┌─ Exercise input
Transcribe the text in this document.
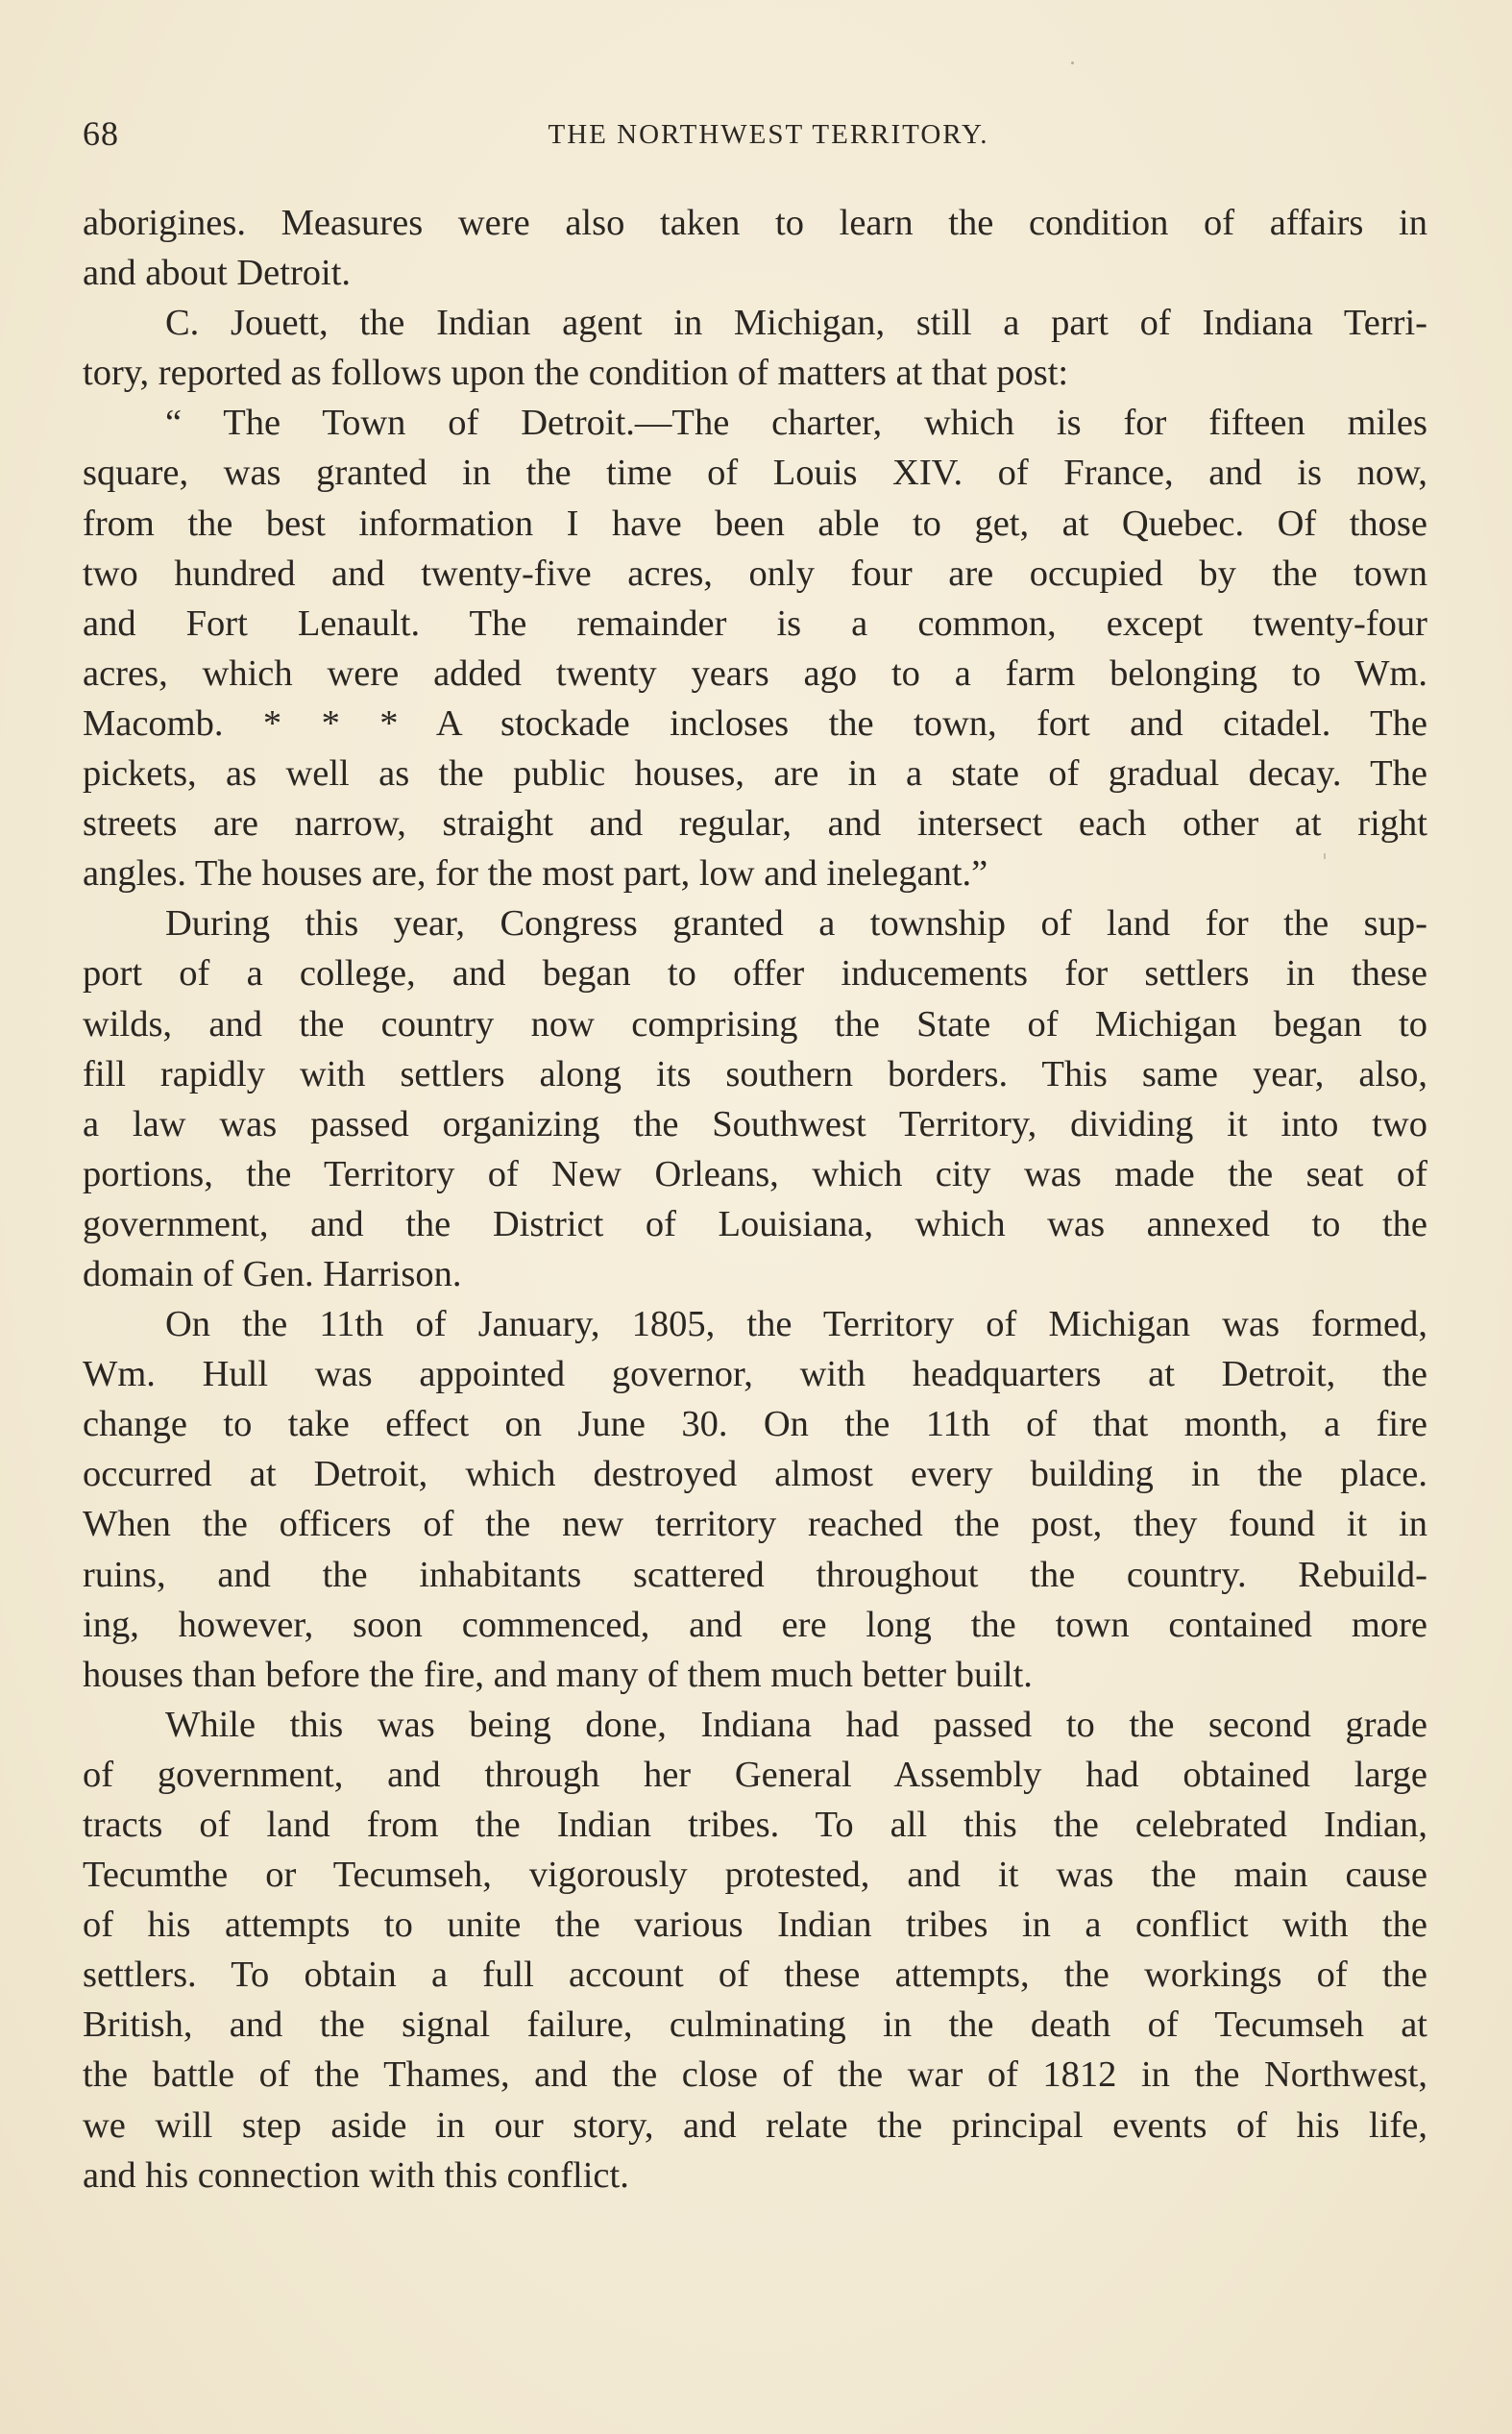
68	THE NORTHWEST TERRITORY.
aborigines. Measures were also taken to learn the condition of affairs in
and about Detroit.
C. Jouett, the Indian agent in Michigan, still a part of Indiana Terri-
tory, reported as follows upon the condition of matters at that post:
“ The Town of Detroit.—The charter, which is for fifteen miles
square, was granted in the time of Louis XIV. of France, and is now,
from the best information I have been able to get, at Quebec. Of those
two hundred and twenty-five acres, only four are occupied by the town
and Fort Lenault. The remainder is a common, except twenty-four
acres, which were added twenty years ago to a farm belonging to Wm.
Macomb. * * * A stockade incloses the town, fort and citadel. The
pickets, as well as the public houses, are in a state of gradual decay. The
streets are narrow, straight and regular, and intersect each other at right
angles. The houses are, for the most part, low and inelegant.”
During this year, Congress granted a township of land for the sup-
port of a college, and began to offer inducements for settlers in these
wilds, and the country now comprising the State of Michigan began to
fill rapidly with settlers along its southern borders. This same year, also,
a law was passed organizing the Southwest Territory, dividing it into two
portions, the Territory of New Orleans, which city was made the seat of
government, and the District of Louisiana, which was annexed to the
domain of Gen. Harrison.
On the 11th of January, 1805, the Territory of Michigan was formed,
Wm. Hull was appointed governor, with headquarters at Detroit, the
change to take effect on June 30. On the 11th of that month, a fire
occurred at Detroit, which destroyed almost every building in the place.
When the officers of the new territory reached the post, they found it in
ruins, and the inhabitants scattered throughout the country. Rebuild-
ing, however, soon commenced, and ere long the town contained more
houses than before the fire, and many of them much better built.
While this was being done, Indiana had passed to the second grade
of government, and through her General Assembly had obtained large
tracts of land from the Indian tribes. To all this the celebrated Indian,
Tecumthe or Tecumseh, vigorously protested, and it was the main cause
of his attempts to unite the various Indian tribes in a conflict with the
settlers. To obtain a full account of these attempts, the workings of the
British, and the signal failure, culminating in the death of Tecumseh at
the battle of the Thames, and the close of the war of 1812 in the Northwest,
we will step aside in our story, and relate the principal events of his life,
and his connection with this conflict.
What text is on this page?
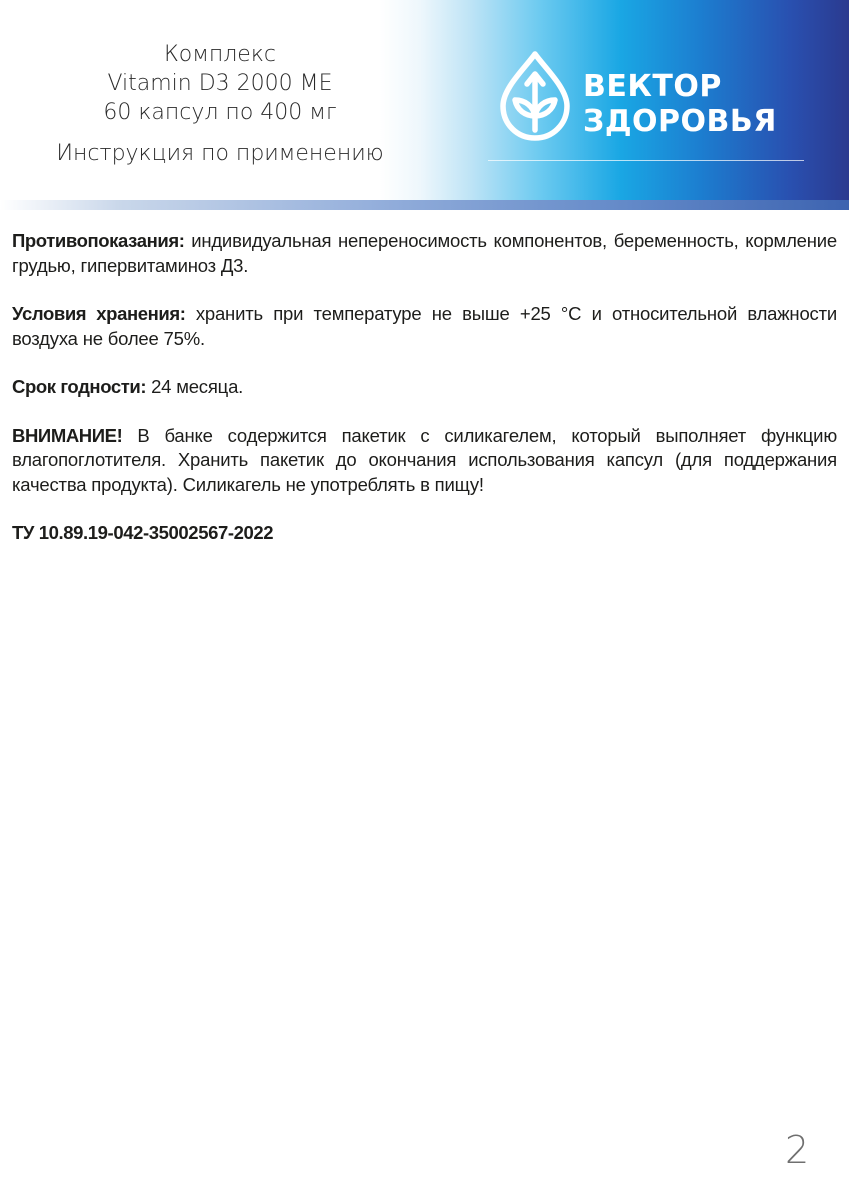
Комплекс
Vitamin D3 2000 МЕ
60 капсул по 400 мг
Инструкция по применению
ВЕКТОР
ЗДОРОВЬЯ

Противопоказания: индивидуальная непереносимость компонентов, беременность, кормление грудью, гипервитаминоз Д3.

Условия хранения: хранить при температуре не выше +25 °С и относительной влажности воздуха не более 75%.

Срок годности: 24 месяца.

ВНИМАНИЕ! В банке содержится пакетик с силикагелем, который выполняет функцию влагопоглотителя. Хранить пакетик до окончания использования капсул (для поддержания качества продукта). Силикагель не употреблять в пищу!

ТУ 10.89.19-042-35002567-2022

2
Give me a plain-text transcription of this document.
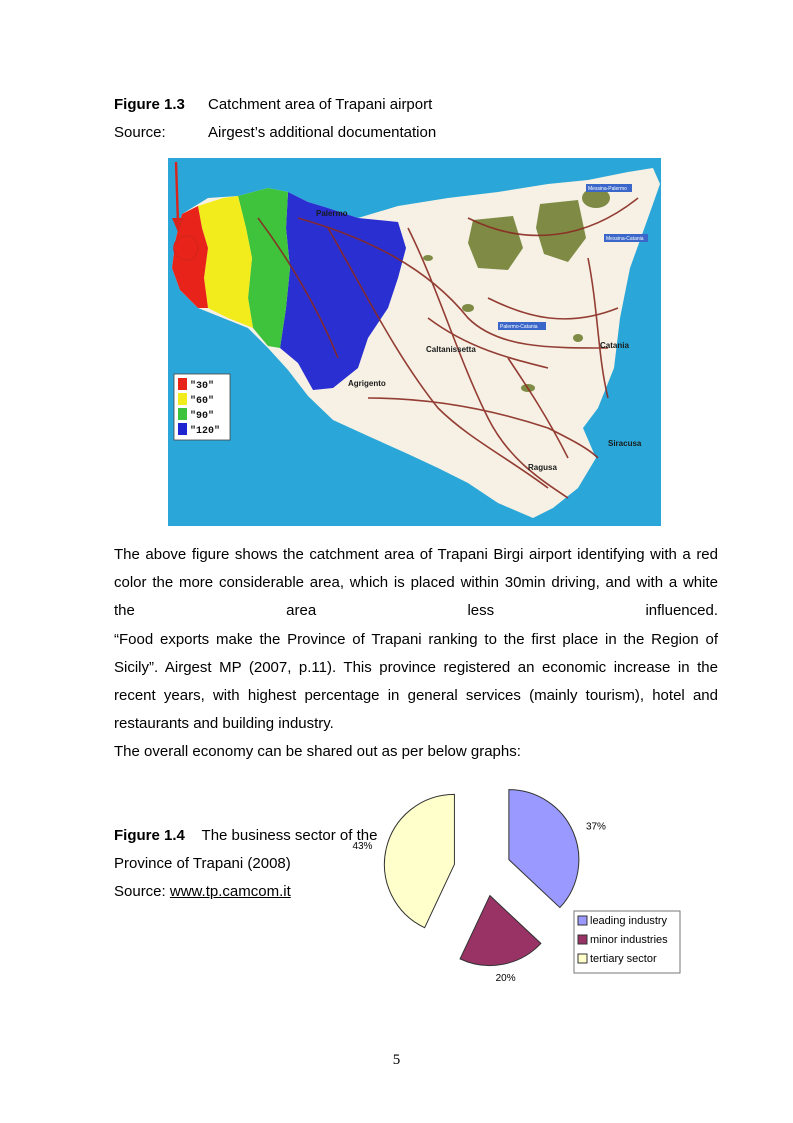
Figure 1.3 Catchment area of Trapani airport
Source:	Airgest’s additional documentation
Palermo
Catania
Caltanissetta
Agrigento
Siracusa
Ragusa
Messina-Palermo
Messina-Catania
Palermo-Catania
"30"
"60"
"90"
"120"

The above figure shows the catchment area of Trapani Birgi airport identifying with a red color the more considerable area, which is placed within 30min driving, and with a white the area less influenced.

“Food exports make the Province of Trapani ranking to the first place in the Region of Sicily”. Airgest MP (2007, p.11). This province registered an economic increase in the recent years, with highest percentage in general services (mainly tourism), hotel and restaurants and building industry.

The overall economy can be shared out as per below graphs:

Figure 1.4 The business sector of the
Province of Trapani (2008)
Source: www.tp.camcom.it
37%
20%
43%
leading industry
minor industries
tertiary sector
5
└─
Transcribe each entry above exactly, apart from the pictures.

Transcribe the text in this document.
68	THE NORTHWEST TERRITORY.
aborigines. Measures were also taken to learn the condition of affairs in
and about Detroit.
C. Jouett, the Indian agent in Michigan, still a part of Indiana Terri-
tory, reported as follows upon the condition of matters at that post:
“ The Town of Detroit.—The charter, which is for fifteen miles
square, was granted in the time of Louis XIV. of France, and is now,
from the best information I have been able to get, at Quebec. Of those
two hundred and twenty-five acres, only four are occupied by the town
and Fort Lenault. The remainder is a common, except twenty-four
acres, which were added twenty years ago to a farm belonging to Wm.
Macomb. * * * A stockade incloses the town, fort and citadel. The
pickets, as well as the public houses, are in a state of gradual decay. The
streets are narrow, straight and regular, and intersect each other at right
angles. The houses are, for the most part, low and inelegant.”
During this year, Congress granted a township of land for the sup-
port of a college, and began to offer inducements for settlers in these
wilds, and the country now comprising the State of Michigan began to
fill rapidly with settlers along its southern borders. This same year, also,
a law was passed organizing the Southwest Territory, dividing it into two
portions, the Territory of New Orleans, which city was made the seat of
government, and the District of Louisiana, which was annexed to the
domain of Gen. Harrison.
On the 11th of January, 1805, the Territory of Michigan was formed,
Wm. Hull was appointed governor, with headquarters at Detroit, the
change to take effect on June 30. On the 11th of that month, a fire
occurred at Detroit, which destroyed almost every building in the place.
When the officers of the new territory reached the post, they found it in
ruins, and the inhabitants scattered throughout the country. Rebuild-
ing, however, soon commenced, and ere long the town contained more
houses than before the fire, and many of them much better built.
While this was being done, Indiana had passed to the second grade
of government, and through her General Assembly had obtained large
tracts of land from the Indian tribes. To all this the celebrated Indian,
Tecumthe or Tecumseh, vigorously protested, and it was the main cause
of his attempts to unite the various Indian tribes in a conflict with the
settlers. To obtain a full account of these attempts, the workings of the
British, and the signal failure, culminating in the death of Tecumseh at
the battle of the Thames, and the close of the war of 1812 in the Northwest,
we will step aside in our story, and relate the principal events of his life,
and his connection with this conflict.
What text is on this page?
Комплекс
Vitamin D3 2000 МЕ
60 капсул по 400 мг
Инструкция по применению
ВЕКТОР
ЗДОРОВЬЯ

Противопоказания: индивидуальная непереносимость компонентов, беременность, кормление грудью, гипервитаминоз Д3.

Условия хранения: хранить при температуре не выше +25 °С и относительной влажности воздуха не более 75%.

Срок годности: 24 месяца.

ВНИМАНИЕ! В банке содержится пакетик с силикагелем, который выполняет функцию влагопоглотителя. Хранить пакетик до окончания использования капсул (для поддержания качества продукта). Силикагель не употреблять в пищу!

ТУ 10.89.19-042-35002567-2022

2
Give me a plain-text transcription of this document.
Figure 1.3 Catchment area of Trapani airport
Source:	Airgest’s additional documentation
Palermo
Catania
Caltanissetta
Agrigento
Siracusa
Ragusa
Messina-Palermo
Messina-Catania
Palermo-Catania
"30"
"60"
"90"
"120"

The above figure shows the catchment area of Trapani Birgi airport identifying with a red color the more considerable area, which is placed within 30min driving, and with a white the area less influenced.

“Food exports make the Province of Trapani ranking to the first place in the Region of Sicily”. Airgest MP (2007, p.11). This province registered an economic increase in the recent years, with highest percentage in general services (mainly tourism), hotel and restaurants and building industry.

The overall economy can be shared out as per below graphs:

Figure 1.4 The business sector of the
Province of Trapani (2008)
Source: www.tp.camcom.it
37%
20%
43%
leading industry
minor industries
tertiary sector
5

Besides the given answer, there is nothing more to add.